### Directions
Your response should reproduce every line of the entries that contains the word "bacterial".

### Dataset listings of figures
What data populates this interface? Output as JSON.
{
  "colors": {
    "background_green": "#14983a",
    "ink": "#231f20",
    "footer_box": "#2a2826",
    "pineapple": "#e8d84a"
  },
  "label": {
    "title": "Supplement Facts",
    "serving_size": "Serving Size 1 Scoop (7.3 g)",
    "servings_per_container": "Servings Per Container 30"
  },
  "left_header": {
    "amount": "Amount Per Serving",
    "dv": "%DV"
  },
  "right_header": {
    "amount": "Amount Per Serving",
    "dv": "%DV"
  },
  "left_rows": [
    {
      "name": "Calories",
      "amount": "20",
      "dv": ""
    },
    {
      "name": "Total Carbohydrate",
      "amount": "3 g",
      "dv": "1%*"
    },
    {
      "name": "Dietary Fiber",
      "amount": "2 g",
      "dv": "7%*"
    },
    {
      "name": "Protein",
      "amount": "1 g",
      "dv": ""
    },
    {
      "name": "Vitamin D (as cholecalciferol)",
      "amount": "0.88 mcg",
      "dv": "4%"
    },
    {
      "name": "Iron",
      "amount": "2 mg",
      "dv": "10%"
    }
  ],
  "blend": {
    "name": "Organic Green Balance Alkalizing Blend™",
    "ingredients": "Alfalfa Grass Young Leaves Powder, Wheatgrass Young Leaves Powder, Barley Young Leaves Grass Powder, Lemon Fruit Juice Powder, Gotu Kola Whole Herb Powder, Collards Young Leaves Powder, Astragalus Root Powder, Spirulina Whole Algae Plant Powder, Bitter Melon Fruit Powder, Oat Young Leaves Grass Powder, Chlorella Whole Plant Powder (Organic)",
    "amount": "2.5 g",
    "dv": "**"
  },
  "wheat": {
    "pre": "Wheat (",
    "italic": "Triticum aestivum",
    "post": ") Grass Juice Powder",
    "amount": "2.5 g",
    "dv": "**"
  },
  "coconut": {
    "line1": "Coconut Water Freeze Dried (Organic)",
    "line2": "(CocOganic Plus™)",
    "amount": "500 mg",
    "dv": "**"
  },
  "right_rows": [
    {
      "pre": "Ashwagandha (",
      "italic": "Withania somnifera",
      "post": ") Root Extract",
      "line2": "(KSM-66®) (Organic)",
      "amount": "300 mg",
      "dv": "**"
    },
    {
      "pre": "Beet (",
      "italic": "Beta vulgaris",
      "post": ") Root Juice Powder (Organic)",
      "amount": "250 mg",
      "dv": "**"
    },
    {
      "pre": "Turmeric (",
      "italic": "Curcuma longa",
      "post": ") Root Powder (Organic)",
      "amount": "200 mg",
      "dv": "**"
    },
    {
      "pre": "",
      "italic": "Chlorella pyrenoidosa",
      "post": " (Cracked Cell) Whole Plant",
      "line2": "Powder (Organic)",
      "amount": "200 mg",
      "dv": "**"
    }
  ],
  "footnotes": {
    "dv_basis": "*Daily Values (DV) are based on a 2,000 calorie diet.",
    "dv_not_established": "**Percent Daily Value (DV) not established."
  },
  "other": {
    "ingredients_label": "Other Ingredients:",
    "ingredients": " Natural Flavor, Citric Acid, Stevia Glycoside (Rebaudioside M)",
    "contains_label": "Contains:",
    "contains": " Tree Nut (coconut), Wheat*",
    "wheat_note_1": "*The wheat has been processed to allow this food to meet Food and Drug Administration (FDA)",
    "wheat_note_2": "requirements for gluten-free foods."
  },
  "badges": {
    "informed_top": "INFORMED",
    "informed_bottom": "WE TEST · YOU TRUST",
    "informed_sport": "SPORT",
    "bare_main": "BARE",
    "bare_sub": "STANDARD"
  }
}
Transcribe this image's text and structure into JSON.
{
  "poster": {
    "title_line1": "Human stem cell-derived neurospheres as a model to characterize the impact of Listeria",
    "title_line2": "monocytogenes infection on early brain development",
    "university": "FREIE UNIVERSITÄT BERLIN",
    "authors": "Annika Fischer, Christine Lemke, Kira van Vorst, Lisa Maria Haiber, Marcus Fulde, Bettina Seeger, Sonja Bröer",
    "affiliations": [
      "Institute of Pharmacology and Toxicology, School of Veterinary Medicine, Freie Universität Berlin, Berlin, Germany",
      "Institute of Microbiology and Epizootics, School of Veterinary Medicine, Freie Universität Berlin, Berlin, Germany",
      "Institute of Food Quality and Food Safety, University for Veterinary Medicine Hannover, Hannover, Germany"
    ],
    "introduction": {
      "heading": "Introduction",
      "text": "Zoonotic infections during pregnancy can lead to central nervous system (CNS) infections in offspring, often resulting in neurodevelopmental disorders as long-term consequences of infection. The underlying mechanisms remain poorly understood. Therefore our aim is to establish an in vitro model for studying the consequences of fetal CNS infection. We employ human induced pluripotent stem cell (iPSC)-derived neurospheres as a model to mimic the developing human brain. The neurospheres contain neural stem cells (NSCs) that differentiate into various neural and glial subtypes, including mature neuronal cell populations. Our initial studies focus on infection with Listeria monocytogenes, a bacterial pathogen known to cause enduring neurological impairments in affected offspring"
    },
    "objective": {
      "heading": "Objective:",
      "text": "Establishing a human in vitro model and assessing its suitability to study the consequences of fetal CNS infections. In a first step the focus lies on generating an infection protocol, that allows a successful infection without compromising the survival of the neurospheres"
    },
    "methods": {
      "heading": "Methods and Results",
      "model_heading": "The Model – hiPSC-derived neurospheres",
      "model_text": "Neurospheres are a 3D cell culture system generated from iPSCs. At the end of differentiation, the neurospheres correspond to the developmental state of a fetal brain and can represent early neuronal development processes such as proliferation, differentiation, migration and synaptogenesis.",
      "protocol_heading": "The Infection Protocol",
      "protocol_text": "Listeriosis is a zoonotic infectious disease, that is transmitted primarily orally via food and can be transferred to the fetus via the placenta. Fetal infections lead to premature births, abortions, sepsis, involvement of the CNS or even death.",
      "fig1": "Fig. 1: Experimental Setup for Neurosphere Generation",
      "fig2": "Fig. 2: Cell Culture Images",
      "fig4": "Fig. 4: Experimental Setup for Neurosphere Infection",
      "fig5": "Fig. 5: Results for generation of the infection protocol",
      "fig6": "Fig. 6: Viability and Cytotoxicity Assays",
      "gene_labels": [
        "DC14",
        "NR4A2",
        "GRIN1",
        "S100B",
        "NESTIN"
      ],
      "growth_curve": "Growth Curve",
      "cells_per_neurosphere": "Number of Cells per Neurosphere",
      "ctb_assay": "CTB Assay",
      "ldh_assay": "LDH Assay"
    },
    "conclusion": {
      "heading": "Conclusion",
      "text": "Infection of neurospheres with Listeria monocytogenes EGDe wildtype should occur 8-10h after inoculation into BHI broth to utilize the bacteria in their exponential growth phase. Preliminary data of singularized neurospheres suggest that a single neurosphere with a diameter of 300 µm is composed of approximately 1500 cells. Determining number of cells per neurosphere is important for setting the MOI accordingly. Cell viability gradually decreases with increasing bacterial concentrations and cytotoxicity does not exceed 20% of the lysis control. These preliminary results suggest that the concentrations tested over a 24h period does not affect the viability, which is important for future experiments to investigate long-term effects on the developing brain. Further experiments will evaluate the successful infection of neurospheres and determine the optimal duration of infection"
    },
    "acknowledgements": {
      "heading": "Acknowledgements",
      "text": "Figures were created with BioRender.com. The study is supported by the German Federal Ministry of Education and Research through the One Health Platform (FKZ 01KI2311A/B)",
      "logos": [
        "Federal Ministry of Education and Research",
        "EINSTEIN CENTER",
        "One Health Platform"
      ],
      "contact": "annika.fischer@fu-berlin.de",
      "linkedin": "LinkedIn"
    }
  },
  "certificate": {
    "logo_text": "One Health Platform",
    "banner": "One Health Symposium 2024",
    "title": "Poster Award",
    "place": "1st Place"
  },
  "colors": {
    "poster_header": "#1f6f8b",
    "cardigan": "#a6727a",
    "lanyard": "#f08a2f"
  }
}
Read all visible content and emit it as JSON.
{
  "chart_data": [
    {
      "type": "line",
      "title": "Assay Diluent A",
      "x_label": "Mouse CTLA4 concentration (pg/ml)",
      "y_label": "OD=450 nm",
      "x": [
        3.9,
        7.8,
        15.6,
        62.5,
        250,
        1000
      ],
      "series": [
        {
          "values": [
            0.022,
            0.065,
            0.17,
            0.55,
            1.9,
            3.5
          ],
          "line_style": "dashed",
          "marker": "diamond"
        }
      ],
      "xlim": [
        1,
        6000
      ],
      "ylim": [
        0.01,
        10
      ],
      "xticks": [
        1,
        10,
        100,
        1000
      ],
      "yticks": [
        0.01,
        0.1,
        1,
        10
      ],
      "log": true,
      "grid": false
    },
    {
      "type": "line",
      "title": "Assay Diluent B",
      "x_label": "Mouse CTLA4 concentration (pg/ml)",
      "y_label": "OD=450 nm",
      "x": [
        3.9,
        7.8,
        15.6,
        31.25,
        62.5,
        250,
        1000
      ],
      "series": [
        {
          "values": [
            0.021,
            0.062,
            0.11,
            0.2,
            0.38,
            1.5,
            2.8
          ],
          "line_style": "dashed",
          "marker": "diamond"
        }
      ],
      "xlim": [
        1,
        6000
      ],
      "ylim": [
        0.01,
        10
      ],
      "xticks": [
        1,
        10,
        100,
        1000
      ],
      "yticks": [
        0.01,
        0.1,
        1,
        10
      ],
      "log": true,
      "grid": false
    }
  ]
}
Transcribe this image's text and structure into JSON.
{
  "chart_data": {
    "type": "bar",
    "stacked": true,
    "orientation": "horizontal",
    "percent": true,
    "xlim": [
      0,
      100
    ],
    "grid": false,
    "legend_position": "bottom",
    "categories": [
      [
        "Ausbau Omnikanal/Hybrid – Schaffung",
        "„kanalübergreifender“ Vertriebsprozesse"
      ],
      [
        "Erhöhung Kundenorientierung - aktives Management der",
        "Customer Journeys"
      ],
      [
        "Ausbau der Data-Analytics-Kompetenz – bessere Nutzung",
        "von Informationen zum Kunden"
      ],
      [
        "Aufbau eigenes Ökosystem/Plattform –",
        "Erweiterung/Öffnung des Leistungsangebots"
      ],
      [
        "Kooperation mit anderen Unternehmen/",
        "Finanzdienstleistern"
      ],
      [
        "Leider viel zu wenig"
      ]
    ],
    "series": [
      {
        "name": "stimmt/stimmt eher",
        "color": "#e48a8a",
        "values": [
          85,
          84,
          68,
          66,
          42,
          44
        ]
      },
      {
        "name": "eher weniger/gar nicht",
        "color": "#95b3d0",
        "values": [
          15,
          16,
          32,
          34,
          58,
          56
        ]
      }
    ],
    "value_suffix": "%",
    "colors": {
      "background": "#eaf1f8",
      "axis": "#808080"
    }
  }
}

### Written response
      "text": "Zoonotic infections during pregnancy can lead to central nervous system (CNS) infections in offspring, often resulting in neurodevelopmental disorders as long-term consequences of infection. The underlying mechanisms remain poorly understood. Therefore our aim is to establish an in vitro model for studying the consequences of fetal CNS infection. We employ human induced pluripotent stem cell (iPSC)-derived neurospheres as a model to mimic the developing human brain. The neurospheres contain neural stem cells (NSCs) that differentiate into various neural and glial subtypes, including mature neuronal cell populations. Our initial studies focus on infection with Listeria monocytogenes, a bacterial pathogen known to cause enduring neurological impairments in affected offspring"
      "text": "Infection of neurospheres with Listeria monocytogenes EGDe wildtype should occur 8-10h after inoculation into BHI broth to utilize the bacteria in their exponential growth phase. Preliminary data of singularized neurospheres suggest that a single neurosphere with a diameter of 300 µm is composed of approximately 1500 cells. Determining number of cells per neurosphere is important for setting the MOI accordingly. Cell viability gradually decreases with increasing bacterial concentrations and cytotoxicity does not exceed 20% of the lysis control. These preliminary results suggest that the concentrations tested over a 24h period does not affect the viability, which is important for future experiments to investigate long-term effects on the developing brain. Further experiments will evaluate the successful infection of neurospheres and determine the optimal duration of infection"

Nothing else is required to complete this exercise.